## Instructions to follow
Output every entry exactly as written, but omit the pictures.
====
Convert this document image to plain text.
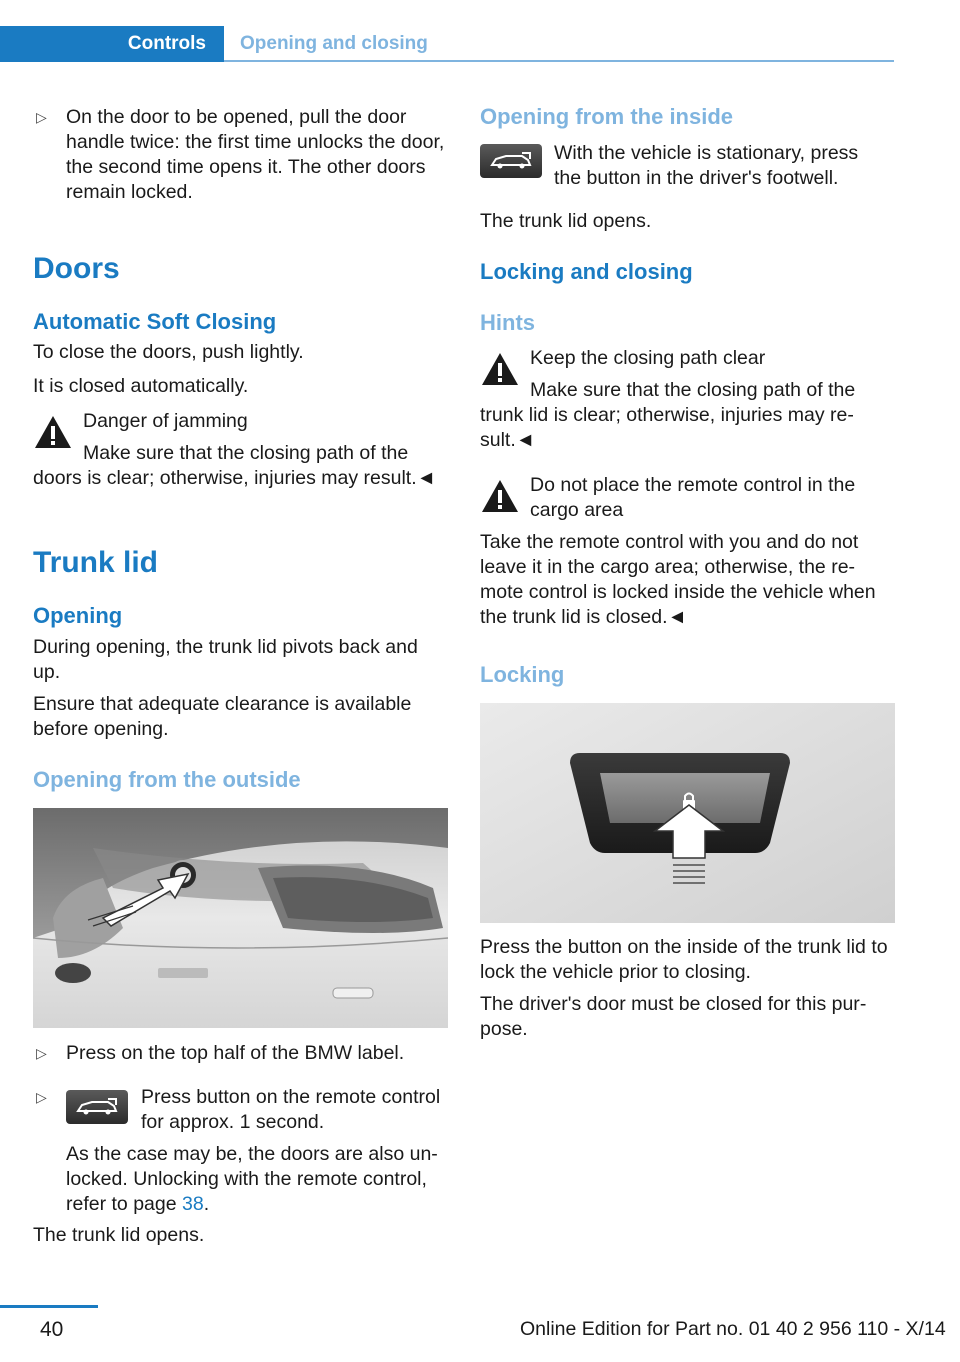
Controls Opening and closing
▷ On the door to be opened, pull the door handle twice: the first time unlocks the door, the second time opens it. The other doors remain locked.

Doors
Automatic Soft Closing

To close the doors, push lightly.

It is closed automatically.

Danger of jamming

Make sure that the closing path of the doors is clear; otherwise, injuries may result.◄

Trunk lid
Opening

During opening, the trunk lid pivots back and up.

Ensure that adequate clearance is available before opening.

Opening from the outside
▷ Press on the top half of the BMW label.

▷	Press button on the remote control for approx. 1 second.

As the case may be, the doors are also unlocked. Unlocking with the remote control, refer to page 38.

The trunk lid opens.

Opening from the inside

With the vehicle is stationary, press the button in the driver's footwell.

The trunk lid opens.

Locking and closing
Hints

Keep the closing path clear

Make sure that the closing path of the trunk lid is clear; otherwise, injuries may result.◄

Do not place the remote control in the cargo area

Take the remote control with you and do not leave it in the cargo area; otherwise, the remote control is locked inside the vehicle when the trunk lid is closed.◄

Locking

Press the button on the inside of the trunk lid to lock the vehicle prior to closing.

The driver's door must be closed for this purpose.

40	Online Edition for Part no. 01 40 2 956 110 - X/14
====
## Solution for this exercise
Convert this document image to plain text.
Controls Opening and closing
▷ On the door to be opened, pull the door handle twice: the first time unlocks the door, the second time opens it. The other doors remain locked.

Doors
Automatic Soft Closing

To close the doors, push lightly.

It is closed automatically.

Danger of jamming

Make sure that the closing path of the doors is clear; otherwise, injuries may result.◄

Trunk lid
Opening

During opening, the trunk lid pivots back and up.

Ensure that adequate clearance is available before opening.

Opening from the outside
▷ Press on the top half of the BMW label.

▷	Press button on the remote control for approx. 1 second.

As the case may be, the doors are also unlocked. Unlocking with the remote control, refer to page 38.

The trunk lid opens.

Opening from the inside

With the vehicle is stationary, press the button in the driver's footwell.

The trunk lid opens.

Locking and closing
Hints

Keep the closing path clear

Make sure that the closing path of the trunk lid is clear; otherwise, injuries may result.◄

Do not place the remote control in the cargo area

Take the remote control with you and do not leave it in the cargo area; otherwise, the remote control is locked inside the vehicle when the trunk lid is closed.◄

Locking

Press the button on the inside of the trunk lid to lock the vehicle prior to closing.

The driver's door must be closed for this purpose.

40	Online Edition for Part no. 01 40 2 956 110 - X/14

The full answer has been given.